• **TASK INPUTS**
^^^^^^^^^^^^^^^^
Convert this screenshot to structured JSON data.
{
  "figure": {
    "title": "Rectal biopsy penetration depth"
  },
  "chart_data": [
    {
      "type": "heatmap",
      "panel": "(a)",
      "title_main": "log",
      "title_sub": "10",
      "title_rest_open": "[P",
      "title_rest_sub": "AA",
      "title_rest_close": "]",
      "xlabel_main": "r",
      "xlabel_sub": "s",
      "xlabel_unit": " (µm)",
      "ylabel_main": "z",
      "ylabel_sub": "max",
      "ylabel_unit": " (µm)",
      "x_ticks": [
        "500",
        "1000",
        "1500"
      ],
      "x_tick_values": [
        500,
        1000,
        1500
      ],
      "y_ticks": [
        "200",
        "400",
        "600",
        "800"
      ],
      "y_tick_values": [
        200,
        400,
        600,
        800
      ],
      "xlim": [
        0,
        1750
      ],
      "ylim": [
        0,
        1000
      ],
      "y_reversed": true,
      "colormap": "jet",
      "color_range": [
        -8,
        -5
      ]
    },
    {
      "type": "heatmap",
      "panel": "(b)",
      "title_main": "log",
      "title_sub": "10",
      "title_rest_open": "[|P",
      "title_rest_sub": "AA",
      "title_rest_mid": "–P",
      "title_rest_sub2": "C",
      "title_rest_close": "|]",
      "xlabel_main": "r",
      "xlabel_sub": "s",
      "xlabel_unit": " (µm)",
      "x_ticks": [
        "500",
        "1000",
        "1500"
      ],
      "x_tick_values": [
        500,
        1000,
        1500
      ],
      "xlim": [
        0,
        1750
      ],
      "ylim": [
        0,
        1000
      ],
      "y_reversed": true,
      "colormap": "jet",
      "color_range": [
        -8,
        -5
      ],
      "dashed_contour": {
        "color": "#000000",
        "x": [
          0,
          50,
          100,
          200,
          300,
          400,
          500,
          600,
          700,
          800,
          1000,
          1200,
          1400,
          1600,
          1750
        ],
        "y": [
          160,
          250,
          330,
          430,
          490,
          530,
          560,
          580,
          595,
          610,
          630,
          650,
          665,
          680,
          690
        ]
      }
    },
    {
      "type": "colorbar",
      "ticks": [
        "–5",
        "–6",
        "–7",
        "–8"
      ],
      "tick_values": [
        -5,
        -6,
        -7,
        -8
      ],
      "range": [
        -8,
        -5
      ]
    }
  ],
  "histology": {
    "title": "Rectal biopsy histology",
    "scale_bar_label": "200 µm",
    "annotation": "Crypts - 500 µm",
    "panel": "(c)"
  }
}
^^^^^^^^^^^^^^^^
• **GIVEN INSTRUCTION**
Extract every entry above as it appears.

• **RESPONSE TO THE TASK**
Convert this screenshot to structured JSON data.
{
  "figure": {
    "title": "Rectal biopsy penetration depth"
  },
  "chart_data": [
    {
      "type": "heatmap",
      "panel": "(a)",
      "title_main": "log",
      "title_sub": "10",
      "title_rest_open": "[P",
      "title_rest_sub": "AA",
      "title_rest_close": "]",
      "xlabel_main": "r",
      "xlabel_sub": "s",
      "xlabel_unit": " (µm)",
      "ylabel_main": "z",
      "ylabel_sub": "max",
      "ylabel_unit": " (µm)",
      "x_ticks": [
        "500",
        "1000",
        "1500"
      ],
      "x_tick_values": [
        500,
        1000,
        1500
      ],
      "y_ticks": [
        "200",
        "400",
        "600",
        "800"
      ],
      "y_tick_values": [
        200,
        400,
        600,
        800
      ],
      "xlim": [
        0,
        1750
      ],
      "ylim": [
        0,
        1000
      ],
      "y_reversed": true,
      "colormap": "jet",
      "color_range": [
        -8,
        -5
      ]
    },
    {
      "type": "heatmap",
      "panel": "(b)",
      "title_main": "log",
      "title_sub": "10",
      "title_rest_open": "[|P",
      "title_rest_sub": "AA",
      "title_rest_mid": "–P",
      "title_rest_sub2": "C",
      "title_rest_close": "|]",
      "xlabel_main": "r",
      "xlabel_sub": "s",
      "xlabel_unit": " (µm)",
      "x_ticks": [
        "500",
        "1000",
        "1500"
      ],
      "x_tick_values": [
        500,
        1000,
        1500
      ],
      "xlim": [
        0,
        1750
      ],
      "ylim": [
        0,
        1000
      ],
      "y_reversed": true,
      "colormap": "jet",
      "color_range": [
        -8,
        -5
      ],
      "dashed_contour": {
        "color": "#000000",
        "x": [
          0,
          50,
          100,
          200,
          300,
          400,
          500,
          600,
          700,
          800,
          1000,
          1200,
          1400,
          1600,
          1750
        ],
        "y": [
          160,
          250,
          330,
          430,
          490,
          530,
          560,
          580,
          595,
          610,
          630,
          650,
          665,
          680,
          690
        ]
      }
    },
    {
      "type": "colorbar",
      "ticks": [
        "–5",
        "–6",
        "–7",
        "–8"
      ],
      "tick_values": [
        -5,
        -6,
        -7,
        -8
      ],
      "range": [
        -8,
        -5
      ]
    }
  ],
  "histology": {
    "title": "Rectal biopsy histology",
    "scale_bar_label": "200 µm",
    "annotation": "Crypts - 500 µm",
    "panel": "(c)"
  }
}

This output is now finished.